• **PROBLEM DETAILS**
Search the records that follow and extract every line containing the string "Scores".

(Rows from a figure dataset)
>>>>
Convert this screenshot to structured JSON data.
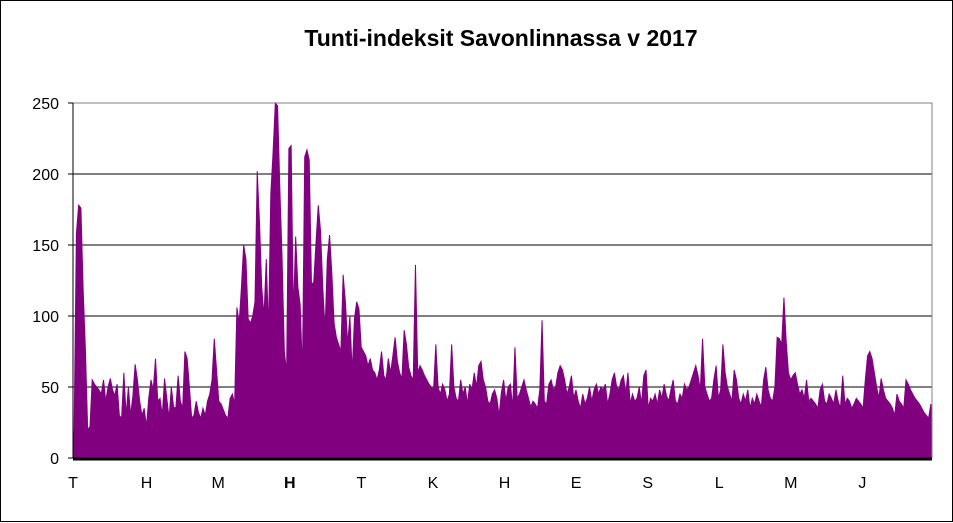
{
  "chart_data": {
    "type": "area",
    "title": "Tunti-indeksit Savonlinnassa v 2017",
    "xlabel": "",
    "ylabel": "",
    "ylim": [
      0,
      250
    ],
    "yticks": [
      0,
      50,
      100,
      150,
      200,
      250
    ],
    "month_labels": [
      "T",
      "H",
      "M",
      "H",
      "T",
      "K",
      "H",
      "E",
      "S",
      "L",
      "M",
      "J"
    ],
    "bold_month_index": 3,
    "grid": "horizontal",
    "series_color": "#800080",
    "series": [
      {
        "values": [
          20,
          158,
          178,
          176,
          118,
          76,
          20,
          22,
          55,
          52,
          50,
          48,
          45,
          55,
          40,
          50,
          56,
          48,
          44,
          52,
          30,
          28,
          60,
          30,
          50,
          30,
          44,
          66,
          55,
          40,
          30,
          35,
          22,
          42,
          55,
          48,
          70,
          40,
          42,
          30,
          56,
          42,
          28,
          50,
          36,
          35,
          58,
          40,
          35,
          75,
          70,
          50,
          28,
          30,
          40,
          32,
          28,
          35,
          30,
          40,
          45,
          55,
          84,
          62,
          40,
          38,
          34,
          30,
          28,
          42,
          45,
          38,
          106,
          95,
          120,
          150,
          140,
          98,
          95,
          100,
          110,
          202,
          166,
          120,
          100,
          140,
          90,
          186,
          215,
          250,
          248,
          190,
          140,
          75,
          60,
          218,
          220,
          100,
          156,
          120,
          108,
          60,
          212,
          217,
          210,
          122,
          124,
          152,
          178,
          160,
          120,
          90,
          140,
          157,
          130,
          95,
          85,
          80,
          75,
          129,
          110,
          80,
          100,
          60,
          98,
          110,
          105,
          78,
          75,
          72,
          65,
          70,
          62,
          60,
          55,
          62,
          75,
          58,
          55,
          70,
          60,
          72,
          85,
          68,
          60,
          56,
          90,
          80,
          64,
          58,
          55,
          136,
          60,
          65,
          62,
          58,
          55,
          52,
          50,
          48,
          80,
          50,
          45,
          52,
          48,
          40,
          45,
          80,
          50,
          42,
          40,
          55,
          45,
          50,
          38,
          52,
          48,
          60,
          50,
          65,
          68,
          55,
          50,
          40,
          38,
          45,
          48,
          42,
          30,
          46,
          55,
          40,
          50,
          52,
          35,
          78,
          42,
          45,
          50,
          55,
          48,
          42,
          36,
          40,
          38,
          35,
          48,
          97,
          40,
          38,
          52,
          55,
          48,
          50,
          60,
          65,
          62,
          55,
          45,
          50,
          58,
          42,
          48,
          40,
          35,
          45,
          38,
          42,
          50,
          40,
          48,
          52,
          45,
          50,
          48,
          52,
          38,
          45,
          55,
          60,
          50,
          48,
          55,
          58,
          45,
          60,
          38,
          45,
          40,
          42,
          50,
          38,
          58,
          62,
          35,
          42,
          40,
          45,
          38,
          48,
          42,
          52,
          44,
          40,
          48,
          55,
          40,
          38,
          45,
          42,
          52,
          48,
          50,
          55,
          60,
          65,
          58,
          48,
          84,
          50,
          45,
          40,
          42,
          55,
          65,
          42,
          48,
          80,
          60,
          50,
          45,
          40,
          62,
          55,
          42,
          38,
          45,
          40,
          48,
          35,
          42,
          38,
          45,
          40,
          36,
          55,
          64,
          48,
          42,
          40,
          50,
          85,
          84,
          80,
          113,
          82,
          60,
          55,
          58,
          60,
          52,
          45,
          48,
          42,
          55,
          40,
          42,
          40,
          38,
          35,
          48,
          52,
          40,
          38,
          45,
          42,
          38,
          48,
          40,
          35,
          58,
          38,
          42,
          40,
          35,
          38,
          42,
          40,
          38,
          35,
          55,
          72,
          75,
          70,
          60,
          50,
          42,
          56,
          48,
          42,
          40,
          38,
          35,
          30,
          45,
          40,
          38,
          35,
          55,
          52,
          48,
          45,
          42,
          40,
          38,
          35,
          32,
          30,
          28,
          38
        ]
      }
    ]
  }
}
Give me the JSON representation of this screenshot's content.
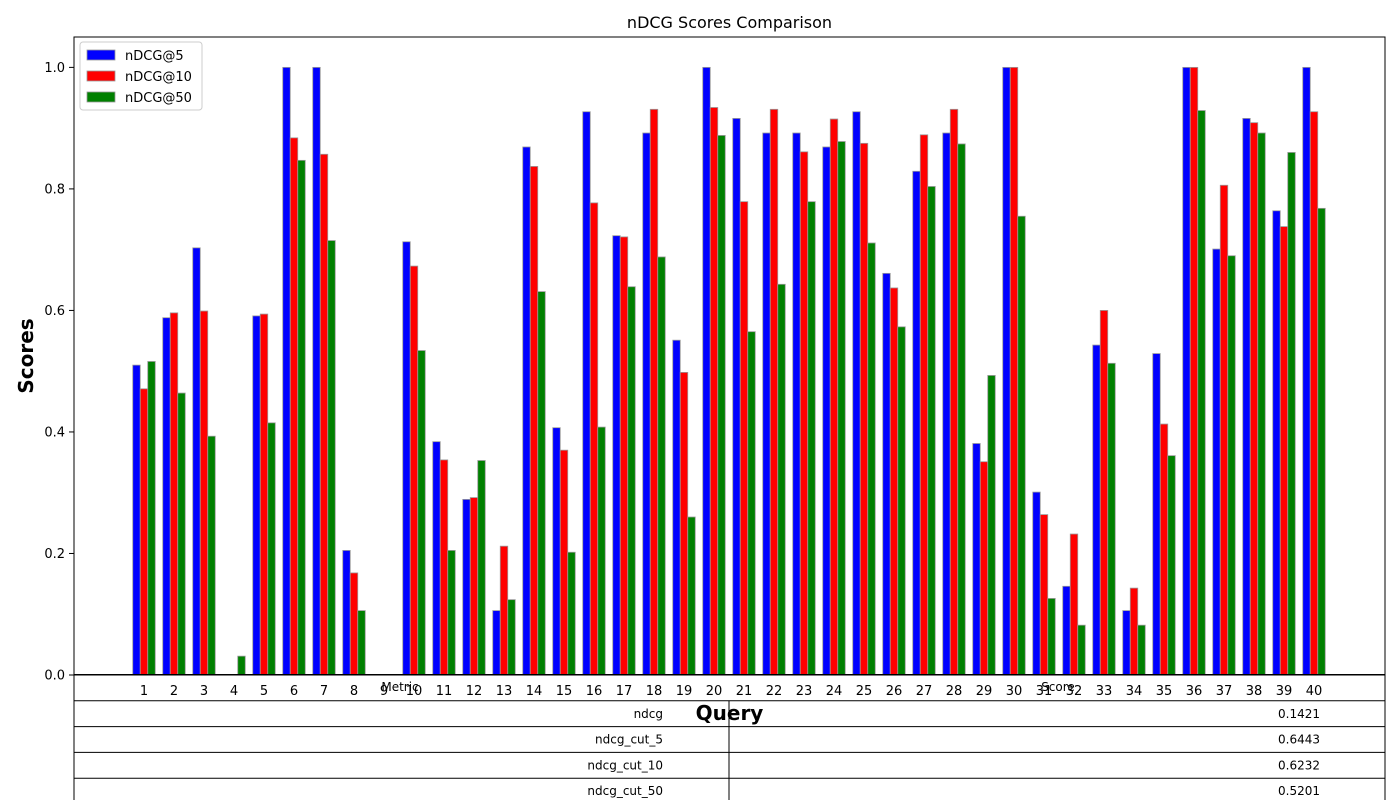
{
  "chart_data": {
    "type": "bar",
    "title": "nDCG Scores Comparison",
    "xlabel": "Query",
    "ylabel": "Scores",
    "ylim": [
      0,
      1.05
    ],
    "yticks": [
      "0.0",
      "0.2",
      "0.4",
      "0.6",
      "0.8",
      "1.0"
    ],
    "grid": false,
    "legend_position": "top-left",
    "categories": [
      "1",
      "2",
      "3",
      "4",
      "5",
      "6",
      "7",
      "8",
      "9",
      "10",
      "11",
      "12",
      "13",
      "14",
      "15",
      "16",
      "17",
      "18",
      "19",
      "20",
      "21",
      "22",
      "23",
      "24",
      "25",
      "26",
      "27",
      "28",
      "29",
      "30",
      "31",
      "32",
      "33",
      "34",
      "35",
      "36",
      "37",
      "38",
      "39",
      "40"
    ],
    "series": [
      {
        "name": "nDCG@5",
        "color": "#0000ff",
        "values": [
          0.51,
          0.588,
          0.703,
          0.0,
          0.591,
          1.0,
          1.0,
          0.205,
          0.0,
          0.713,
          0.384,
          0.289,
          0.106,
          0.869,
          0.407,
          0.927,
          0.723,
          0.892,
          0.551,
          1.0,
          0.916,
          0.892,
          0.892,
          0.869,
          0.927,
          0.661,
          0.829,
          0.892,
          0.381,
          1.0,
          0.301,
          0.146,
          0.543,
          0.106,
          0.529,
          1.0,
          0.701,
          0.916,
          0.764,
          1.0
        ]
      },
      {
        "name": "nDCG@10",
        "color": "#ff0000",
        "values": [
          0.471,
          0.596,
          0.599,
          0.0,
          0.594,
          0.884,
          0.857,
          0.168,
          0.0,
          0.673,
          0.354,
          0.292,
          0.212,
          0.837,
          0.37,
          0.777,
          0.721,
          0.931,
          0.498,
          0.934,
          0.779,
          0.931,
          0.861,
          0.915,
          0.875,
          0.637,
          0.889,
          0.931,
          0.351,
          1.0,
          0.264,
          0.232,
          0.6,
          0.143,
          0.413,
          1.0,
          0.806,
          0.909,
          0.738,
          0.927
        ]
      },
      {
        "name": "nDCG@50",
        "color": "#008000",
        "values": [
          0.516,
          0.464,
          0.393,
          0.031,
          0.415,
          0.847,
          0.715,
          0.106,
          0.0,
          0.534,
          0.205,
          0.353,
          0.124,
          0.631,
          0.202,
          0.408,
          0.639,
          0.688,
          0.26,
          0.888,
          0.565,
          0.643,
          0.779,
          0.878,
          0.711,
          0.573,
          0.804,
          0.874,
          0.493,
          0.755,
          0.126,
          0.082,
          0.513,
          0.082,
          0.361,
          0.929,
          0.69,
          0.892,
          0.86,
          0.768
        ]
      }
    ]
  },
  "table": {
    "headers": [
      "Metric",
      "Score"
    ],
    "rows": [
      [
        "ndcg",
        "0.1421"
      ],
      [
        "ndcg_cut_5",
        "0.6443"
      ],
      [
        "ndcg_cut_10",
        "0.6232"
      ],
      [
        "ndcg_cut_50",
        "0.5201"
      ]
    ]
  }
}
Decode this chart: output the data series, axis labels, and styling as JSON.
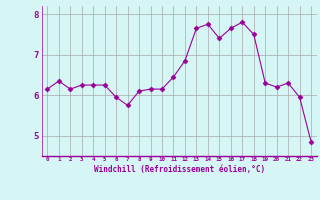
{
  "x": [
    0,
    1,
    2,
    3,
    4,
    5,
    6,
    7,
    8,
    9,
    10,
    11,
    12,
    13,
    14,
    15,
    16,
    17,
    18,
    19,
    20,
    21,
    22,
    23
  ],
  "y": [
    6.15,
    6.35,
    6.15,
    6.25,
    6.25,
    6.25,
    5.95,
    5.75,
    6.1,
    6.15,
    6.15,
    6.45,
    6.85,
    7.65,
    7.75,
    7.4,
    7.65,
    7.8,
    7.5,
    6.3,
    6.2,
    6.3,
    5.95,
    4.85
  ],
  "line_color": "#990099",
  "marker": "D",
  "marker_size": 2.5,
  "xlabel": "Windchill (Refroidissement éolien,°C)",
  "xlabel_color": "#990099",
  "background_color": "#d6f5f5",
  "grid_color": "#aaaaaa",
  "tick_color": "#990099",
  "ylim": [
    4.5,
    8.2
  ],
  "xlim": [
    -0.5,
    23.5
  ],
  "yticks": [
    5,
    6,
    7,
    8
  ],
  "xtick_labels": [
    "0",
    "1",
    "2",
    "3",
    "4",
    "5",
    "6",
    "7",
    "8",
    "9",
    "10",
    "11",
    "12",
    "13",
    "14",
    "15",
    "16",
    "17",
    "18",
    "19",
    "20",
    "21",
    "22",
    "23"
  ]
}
<<<<
• **SOLUTION TO THIS PROBLEM**
    "title": "nDCG Scores Comparison",
    "ylabel": "Scores",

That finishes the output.